== Stated task ==
Locate every line that holds the string "Perinatal" and copy it.
*** Data in this exercise ***
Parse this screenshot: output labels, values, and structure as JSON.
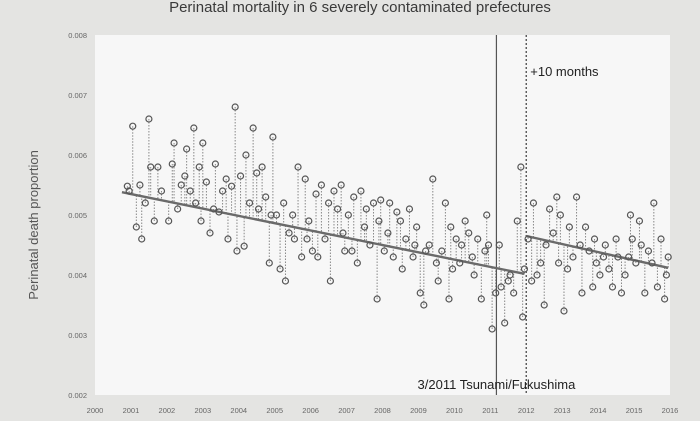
{
  "chart_data": {
    "type": "scatter",
    "title": "Perinatal mortality in 6 severely contaminated prefectures",
    "xlabel": "",
    "ylabel": "Perinatal death proportion",
    "xlim": [
      2000,
      2016
    ],
    "ylim": [
      0.002,
      0.008
    ],
    "x_ticks": [
      "2000",
      "2001",
      "2002",
      "2003",
      "2004",
      "2005",
      "2006",
      "2007",
      "2008",
      "2009",
      "2010",
      "2011",
      "2012",
      "2013",
      "2014",
      "2015",
      "2016"
    ],
    "y_ticks": [
      "0.002",
      "0.003",
      "0.004",
      "0.005",
      "0.006",
      "0.007",
      "0.008"
    ],
    "annotations": {
      "event_label": "3/2011 Tsunami/Fukushima",
      "event_x": 2011.17,
      "shift_label": "+10 months",
      "shift_x": 2012.0
    },
    "trend_segments": [
      {
        "name": "before",
        "x": [
          2000.75,
          2011.95
        ],
        "y": [
          0.00538,
          0.00402
        ]
      },
      {
        "name": "after",
        "x": [
          2012.0,
          2015.95
        ],
        "y": [
          0.00465,
          0.00412
        ]
      }
    ],
    "series": [
      {
        "name": "monthly proportion",
        "x": [
          2000.9,
          2000.95,
          2001.05,
          2001.15,
          2001.25,
          2001.3,
          2001.4,
          2001.5,
          2001.55,
          2001.65,
          2001.75,
          2001.85,
          2002.05,
          2002.15,
          2002.2,
          2002.3,
          2002.4,
          2002.5,
          2002.55,
          2002.65,
          2002.75,
          2002.8,
          2002.9,
          2002.95,
          2003.0,
          2003.1,
          2003.2,
          2003.3,
          2003.35,
          2003.45,
          2003.55,
          2003.65,
          2003.7,
          2003.8,
          2003.9,
          2003.95,
          2004.05,
          2004.15,
          2004.2,
          2004.3,
          2004.4,
          2004.5,
          2004.55,
          2004.65,
          2004.75,
          2004.85,
          2004.9,
          2004.95,
          2005.05,
          2005.15,
          2005.25,
          2005.3,
          2005.4,
          2005.5,
          2005.55,
          2005.65,
          2005.75,
          2005.85,
          2005.9,
          2005.95,
          2006.05,
          2006.15,
          2006.2,
          2006.3,
          2006.4,
          2006.5,
          2006.55,
          2006.65,
          2006.75,
          2006.85,
          2006.9,
          2006.95,
          2007.05,
          2007.15,
          2007.2,
          2007.3,
          2007.4,
          2007.5,
          2007.55,
          2007.65,
          2007.75,
          2007.85,
          2007.9,
          2007.95,
          2008.05,
          2008.15,
          2008.2,
          2008.3,
          2008.4,
          2008.5,
          2008.55,
          2008.65,
          2008.75,
          2008.85,
          2008.9,
          2008.95,
          2009.05,
          2009.15,
          2009.2,
          2009.3,
          2009.4,
          2009.5,
          2009.55,
          2009.65,
          2009.75,
          2009.85,
          2009.9,
          2009.95,
          2010.05,
          2010.15,
          2010.2,
          2010.3,
          2010.4,
          2010.5,
          2010.55,
          2010.65,
          2010.75,
          2010.85,
          2010.9,
          2010.95,
          2011.05,
          2011.15,
          2011.25,
          2011.3,
          2011.4,
          2011.5,
          2011.55,
          2011.65,
          2011.75,
          2011.85,
          2011.9,
          2011.95,
          2012.05,
          2012.15,
          2012.2,
          2012.3,
          2012.4,
          2012.5,
          2012.55,
          2012.65,
          2012.75,
          2012.85,
          2012.9,
          2012.95,
          2013.05,
          2013.15,
          2013.2,
          2013.3,
          2013.4,
          2013.5,
          2013.55,
          2013.65,
          2013.75,
          2013.85,
          2013.9,
          2013.95,
          2014.05,
          2014.15,
          2014.2,
          2014.3,
          2014.4,
          2014.5,
          2014.55,
          2014.65,
          2014.75,
          2014.85,
          2014.9,
          2014.95,
          2015.05,
          2015.15,
          2015.2,
          2015.3,
          2015.4,
          2015.5,
          2015.55,
          2015.65,
          2015.75,
          2015.85,
          2015.9,
          2015.95
        ],
        "y": [
          0.00548,
          0.0054,
          0.00648,
          0.0048,
          0.0055,
          0.0046,
          0.0052,
          0.0066,
          0.0058,
          0.0049,
          0.0058,
          0.0054,
          0.0049,
          0.00585,
          0.0062,
          0.0051,
          0.0055,
          0.00565,
          0.0061,
          0.0054,
          0.00645,
          0.0052,
          0.0058,
          0.0049,
          0.0062,
          0.00555,
          0.0047,
          0.0051,
          0.00585,
          0.00505,
          0.0054,
          0.0056,
          0.0046,
          0.00548,
          0.0068,
          0.0044,
          0.00565,
          0.00448,
          0.006,
          0.0052,
          0.00645,
          0.0057,
          0.0051,
          0.0058,
          0.0053,
          0.0042,
          0.005,
          0.0063,
          0.005,
          0.0041,
          0.0052,
          0.0039,
          0.0047,
          0.005,
          0.0046,
          0.0058,
          0.0043,
          0.0056,
          0.0046,
          0.0049,
          0.0044,
          0.00535,
          0.0043,
          0.0055,
          0.0046,
          0.0052,
          0.0039,
          0.0054,
          0.0051,
          0.0055,
          0.0047,
          0.0044,
          0.005,
          0.0044,
          0.0053,
          0.0042,
          0.0054,
          0.0048,
          0.0051,
          0.0045,
          0.0052,
          0.0036,
          0.0049,
          0.00525,
          0.0044,
          0.0047,
          0.0052,
          0.0043,
          0.00505,
          0.0049,
          0.0041,
          0.0046,
          0.0051,
          0.0043,
          0.0045,
          0.0048,
          0.0037,
          0.0035,
          0.0044,
          0.0045,
          0.0056,
          0.0042,
          0.0039,
          0.0044,
          0.0052,
          0.0036,
          0.0048,
          0.0041,
          0.0046,
          0.0042,
          0.0045,
          0.0049,
          0.0047,
          0.0043,
          0.004,
          0.0046,
          0.0036,
          0.0044,
          0.005,
          0.0045,
          0.0031,
          0.0037,
          0.0045,
          0.0038,
          0.0032,
          0.0039,
          0.004,
          0.0037,
          0.0049,
          0.0058,
          0.0033,
          0.0041,
          0.0046,
          0.0039,
          0.0052,
          0.004,
          0.0042,
          0.0035,
          0.0045,
          0.0051,
          0.0047,
          0.0053,
          0.0042,
          0.005,
          0.0034,
          0.0041,
          0.0048,
          0.0043,
          0.0053,
          0.0045,
          0.0037,
          0.0048,
          0.0044,
          0.0038,
          0.0046,
          0.0042,
          0.004,
          0.0043,
          0.0045,
          0.0041,
          0.0038,
          0.0046,
          0.0043,
          0.0037,
          0.004,
          0.0043,
          0.005,
          0.0046,
          0.0042,
          0.0049,
          0.0045,
          0.0037,
          0.0044,
          0.0042,
          0.0052,
          0.0038,
          0.0046,
          0.0036,
          0.004,
          0.0043
        ]
      }
    ]
  }
}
***
== Solved problem ==
    "title": "Perinatal mortality in 6 severely contaminated prefectures",
    "ylabel": "Perinatal death proportion",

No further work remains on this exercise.